• _PROBLEM STATEMENT_
Each entry must be given again exactly; images do not belong in the copy.

• _EXTRACTED MATERIAL_
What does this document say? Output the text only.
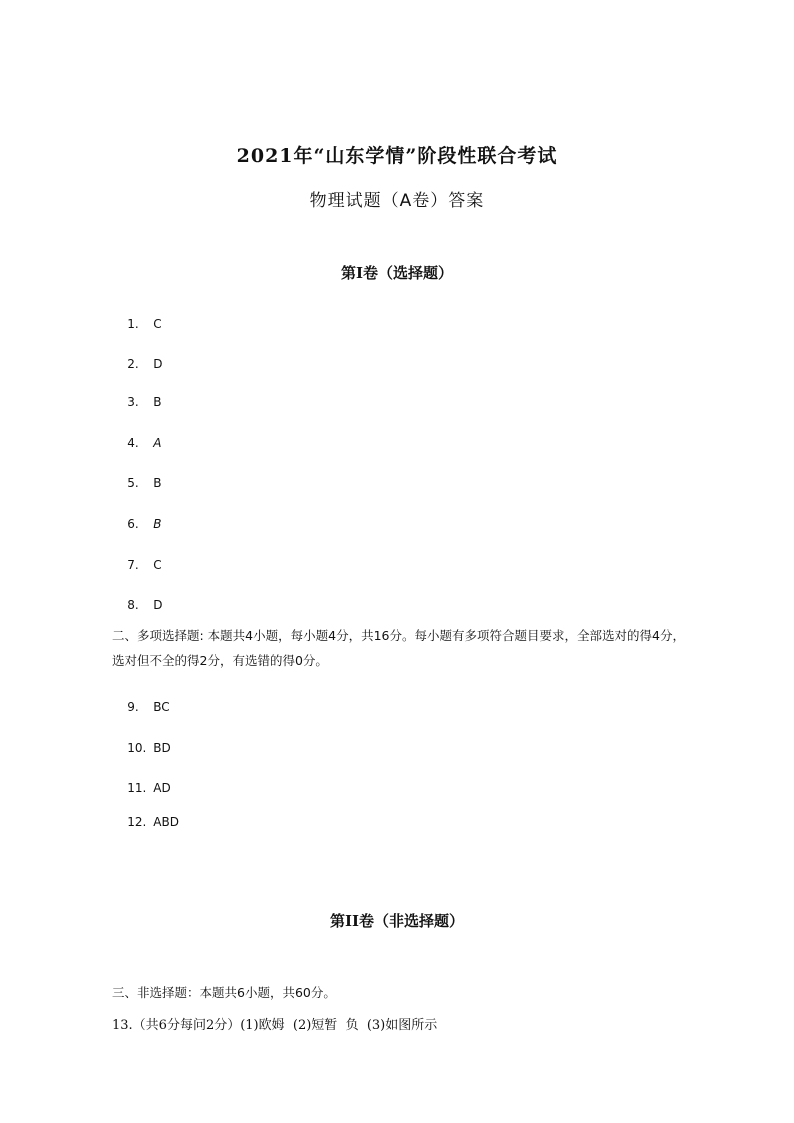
2021年“山东学情”阶段性联合考试
物理试题（A卷）答案
第I卷（选择题）

1. C

2. D

3. B

4. A

5. B

6. B

7. C

8. D

二、多项选择题: 本题共4小题，每小题4分，共16分。每小题有多项符合题目要求，全部选对的得4分，选对但不全的得2分，有选错的得0分。

9. BC

10. BD

11. AD

12. ABD

第II卷（非选择题）
三、非选择题：本题共6小题，共60分。
13.（共6分每问2分）(1)欧姆  (2)短暂  负  (3)如图所示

• _TASK RESPONSE_
What does this document say? Output the text only.
2021年“山东学情”阶段性联合考试
物理试题（A卷）答案
第I卷（选择题）

1. C

2. D

3. B

4. A

5. B

6. B

7. C

8. D

二、多项选择题: 本题共4小题，每小题4分，共16分。每小题有多项符合题目要求，全部选对的得4分，选对但不全的得2分，有选错的得0分。

9. BC

10. BD

11. AD

12. ABD

第II卷（非选择题）
三、非选择题：本题共6小题，共60分。
13.（共6分每问2分）(1)欧姆  (2)短暂  负  (3)如图所示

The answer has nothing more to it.